• [THE PROBLEM]
Repeat every record below exactly, leaving out the pictures.

• [DATA TO PROCESS]
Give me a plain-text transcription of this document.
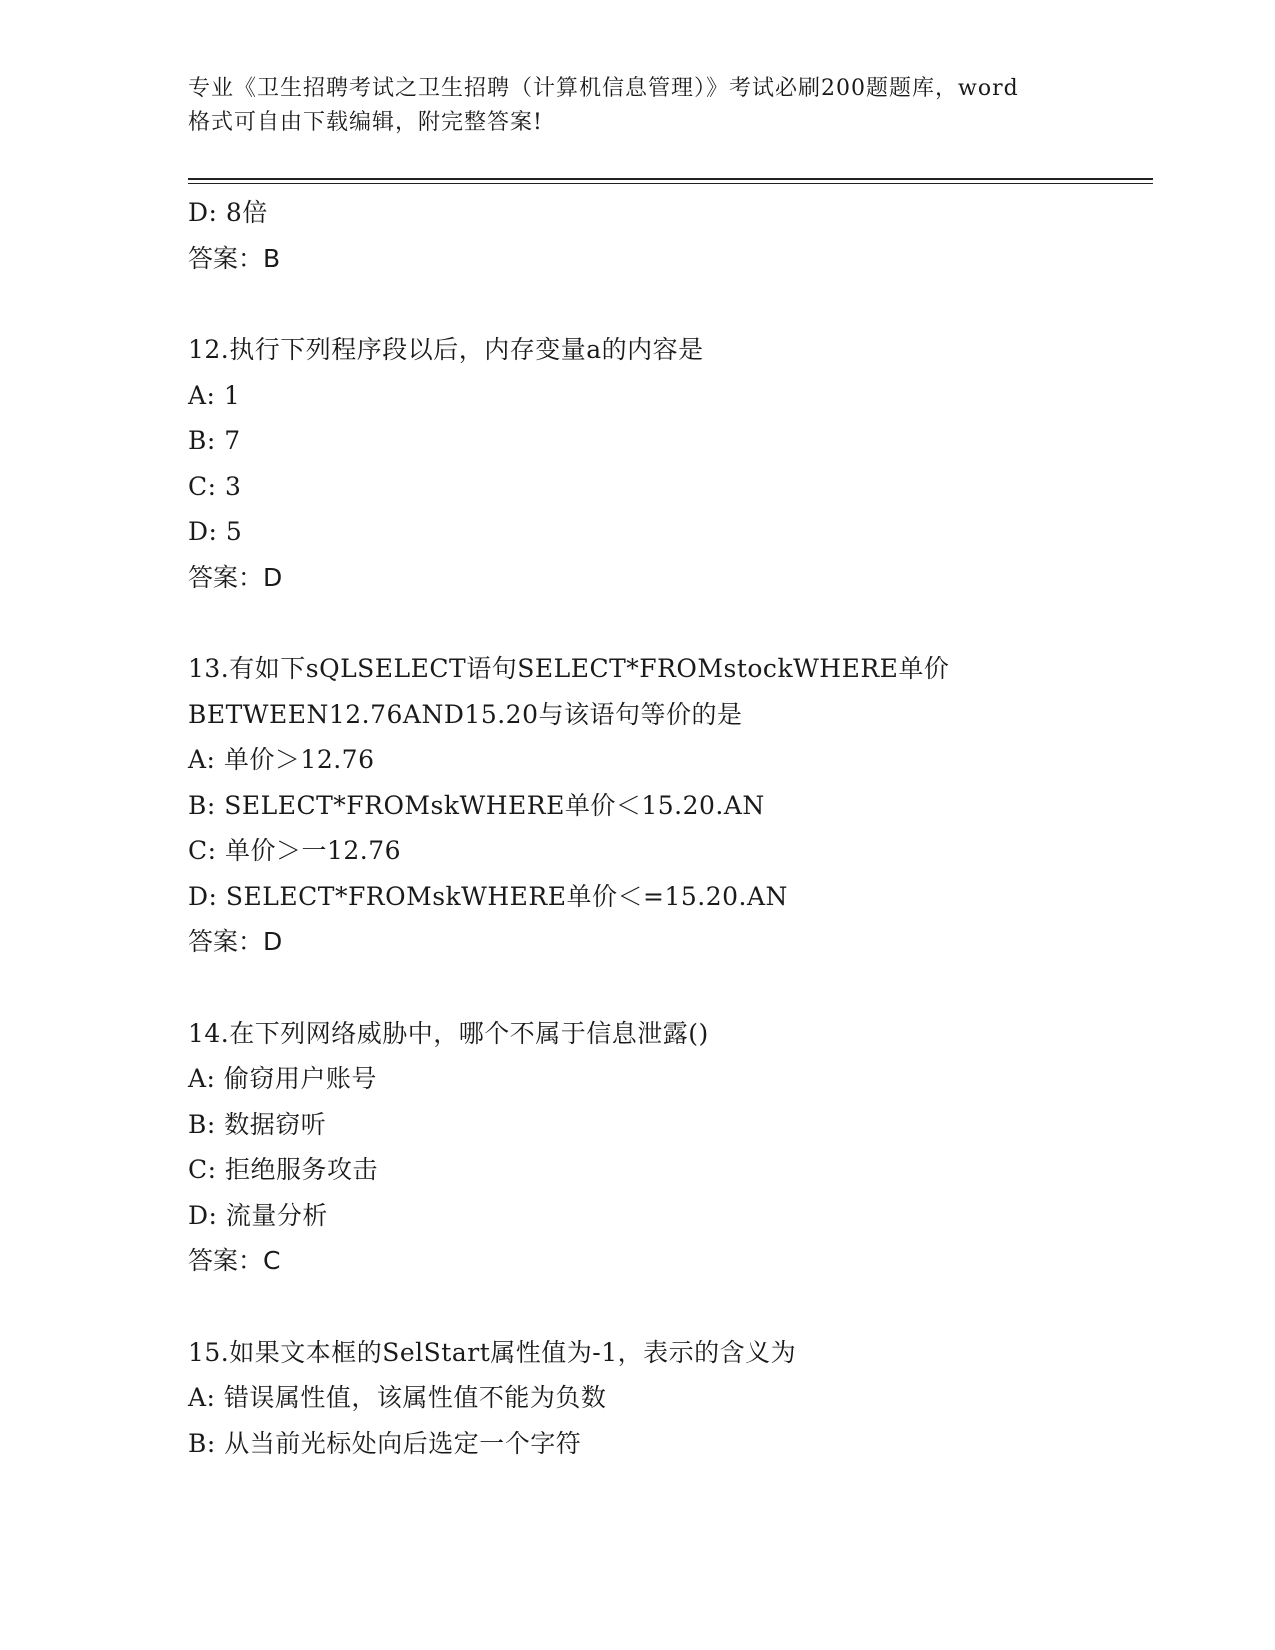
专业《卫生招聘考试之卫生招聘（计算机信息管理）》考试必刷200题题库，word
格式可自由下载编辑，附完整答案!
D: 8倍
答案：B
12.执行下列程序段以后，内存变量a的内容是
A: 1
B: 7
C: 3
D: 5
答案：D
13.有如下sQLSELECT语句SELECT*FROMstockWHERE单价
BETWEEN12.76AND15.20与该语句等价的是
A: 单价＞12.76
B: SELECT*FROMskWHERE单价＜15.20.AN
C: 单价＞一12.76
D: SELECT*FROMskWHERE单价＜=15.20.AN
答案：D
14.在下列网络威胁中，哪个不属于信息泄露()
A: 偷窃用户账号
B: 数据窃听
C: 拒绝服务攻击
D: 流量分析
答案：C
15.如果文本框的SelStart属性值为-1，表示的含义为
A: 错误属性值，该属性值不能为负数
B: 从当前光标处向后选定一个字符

• [EXERCISE ANSWER]
Give me a plain-text transcription of this document.
专业《卫生招聘考试之卫生招聘（计算机信息管理）》考试必刷200题题库，word
格式可自由下载编辑，附完整答案!
D: 8倍
答案：B
12.执行下列程序段以后，内存变量a的内容是
A: 1
B: 7
C: 3
D: 5
答案：D
13.有如下sQLSELECT语句SELECT*FROMstockWHERE单价
BETWEEN12.76AND15.20与该语句等价的是
A: 单价＞12.76
B: SELECT*FROMskWHERE单价＜15.20.AN
C: 单价＞一12.76
D: SELECT*FROMskWHERE单价＜=15.20.AN
答案：D
14.在下列网络威胁中，哪个不属于信息泄露()
A: 偷窃用户账号
B: 数据窃听
C: 拒绝服务攻击
D: 流量分析
答案：C
15.如果文本框的SelStart属性值为-1，表示的含义为
A: 错误属性值，该属性值不能为负数
B: 从当前光标处向后选定一个字符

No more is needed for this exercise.